==== MATERIAL PROVIDED

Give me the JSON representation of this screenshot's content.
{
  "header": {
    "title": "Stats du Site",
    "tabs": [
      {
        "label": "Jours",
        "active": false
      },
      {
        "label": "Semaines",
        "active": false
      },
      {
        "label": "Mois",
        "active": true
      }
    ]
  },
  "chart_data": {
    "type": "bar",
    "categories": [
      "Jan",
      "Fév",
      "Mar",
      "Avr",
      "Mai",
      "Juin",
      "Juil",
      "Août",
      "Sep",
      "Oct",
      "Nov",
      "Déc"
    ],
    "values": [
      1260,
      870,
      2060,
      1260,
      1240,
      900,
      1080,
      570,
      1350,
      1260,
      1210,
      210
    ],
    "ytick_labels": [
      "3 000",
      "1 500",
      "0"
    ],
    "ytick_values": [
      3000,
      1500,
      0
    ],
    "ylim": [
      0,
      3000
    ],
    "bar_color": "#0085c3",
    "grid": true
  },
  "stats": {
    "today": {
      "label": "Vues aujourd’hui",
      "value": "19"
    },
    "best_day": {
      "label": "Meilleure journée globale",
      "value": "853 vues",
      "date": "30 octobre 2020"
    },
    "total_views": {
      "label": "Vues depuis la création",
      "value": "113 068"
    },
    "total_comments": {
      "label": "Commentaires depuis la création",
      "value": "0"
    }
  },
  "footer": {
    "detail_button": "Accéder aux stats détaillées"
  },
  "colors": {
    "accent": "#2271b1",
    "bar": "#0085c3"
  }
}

========

* [EXERCISE AIM] Exactly reproduce every record.

* [EXERCISE RESULT]
Give me the JSON representation of this screenshot's content.
{
  "header": {
    "title": "Stats du Site",
    "tabs": [
      {
        "label": "Jours",
        "active": false
      },
      {
        "label": "Semaines",
        "active": false
      },
      {
        "label": "Mois",
        "active": true
      }
    ]
  },
  "chart_data": {
    "type": "bar",
    "categories": [
      "Jan",
      "Fév",
      "Mar",
      "Avr",
      "Mai",
      "Juin",
      "Juil",
      "Août",
      "Sep",
      "Oct",
      "Nov",
      "Déc"
    ],
    "values": [
      1260,
      870,
      2060,
      1260,
      1240,
      900,
      1080,
      570,
      1350,
      1260,
      1210,
      210
    ],
    "ytick_labels": [
      "3 000",
      "1 500",
      "0"
    ],
    "ytick_values": [
      3000,
      1500,
      0
    ],
    "ylim": [
      0,
      3000
    ],
    "bar_color": "#0085c3",
    "grid": true
  },
  "stats": {
    "today": {
      "label": "Vues aujourd’hui",
      "value": "19"
    },
    "best_day": {
      "label": "Meilleure journée globale",
      "value": "853 vues",
      "date": "30 octobre 2020"
    },
    "total_views": {
      "label": "Vues depuis la création",
      "value": "113 068"
    },
    "total_comments": {
      "label": "Commentaires depuis la création",
      "value": "0"
    }
  },
  "footer": {
    "detail_button": "Accéder aux stats détaillées"
  },
  "colors": {
    "accent": "#2271b1",
    "bar": "#0085c3"
  }
}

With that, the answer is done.